Exercise brief = Set out each line from the following listing that includes the word "inviting".

Data records =
▼▼▼

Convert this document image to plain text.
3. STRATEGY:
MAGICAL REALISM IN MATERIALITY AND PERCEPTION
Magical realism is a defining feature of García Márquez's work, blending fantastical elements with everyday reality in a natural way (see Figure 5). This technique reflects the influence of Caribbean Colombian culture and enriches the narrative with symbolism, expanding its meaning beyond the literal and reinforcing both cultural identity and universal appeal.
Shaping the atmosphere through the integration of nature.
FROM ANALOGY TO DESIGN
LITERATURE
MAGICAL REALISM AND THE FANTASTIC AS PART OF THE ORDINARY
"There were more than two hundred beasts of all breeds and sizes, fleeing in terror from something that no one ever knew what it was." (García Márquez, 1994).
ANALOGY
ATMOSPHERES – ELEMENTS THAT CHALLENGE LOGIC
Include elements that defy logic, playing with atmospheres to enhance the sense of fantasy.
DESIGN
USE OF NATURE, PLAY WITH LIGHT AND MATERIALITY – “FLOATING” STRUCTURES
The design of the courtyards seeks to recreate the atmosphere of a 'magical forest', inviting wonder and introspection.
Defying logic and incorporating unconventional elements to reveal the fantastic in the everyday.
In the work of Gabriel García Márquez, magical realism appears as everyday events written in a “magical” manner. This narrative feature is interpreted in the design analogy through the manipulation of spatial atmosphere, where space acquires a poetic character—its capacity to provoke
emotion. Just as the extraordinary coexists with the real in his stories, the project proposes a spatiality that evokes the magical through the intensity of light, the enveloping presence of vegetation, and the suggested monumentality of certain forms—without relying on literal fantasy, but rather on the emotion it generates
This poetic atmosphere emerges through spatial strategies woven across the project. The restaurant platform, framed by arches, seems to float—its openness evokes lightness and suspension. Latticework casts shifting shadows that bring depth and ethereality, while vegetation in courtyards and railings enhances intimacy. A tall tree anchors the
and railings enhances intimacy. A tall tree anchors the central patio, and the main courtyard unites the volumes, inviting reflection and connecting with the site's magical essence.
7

▲▲▲

Response =
The design of the courtyards seeks to recreate the atmosphere of a 'magical forest', inviting wonder and introspection.
and railings enhances intimacy. A tall tree anchors the central patio, and the main courtyard unites the volumes, inviting reflection and connecting with the site's magical essence.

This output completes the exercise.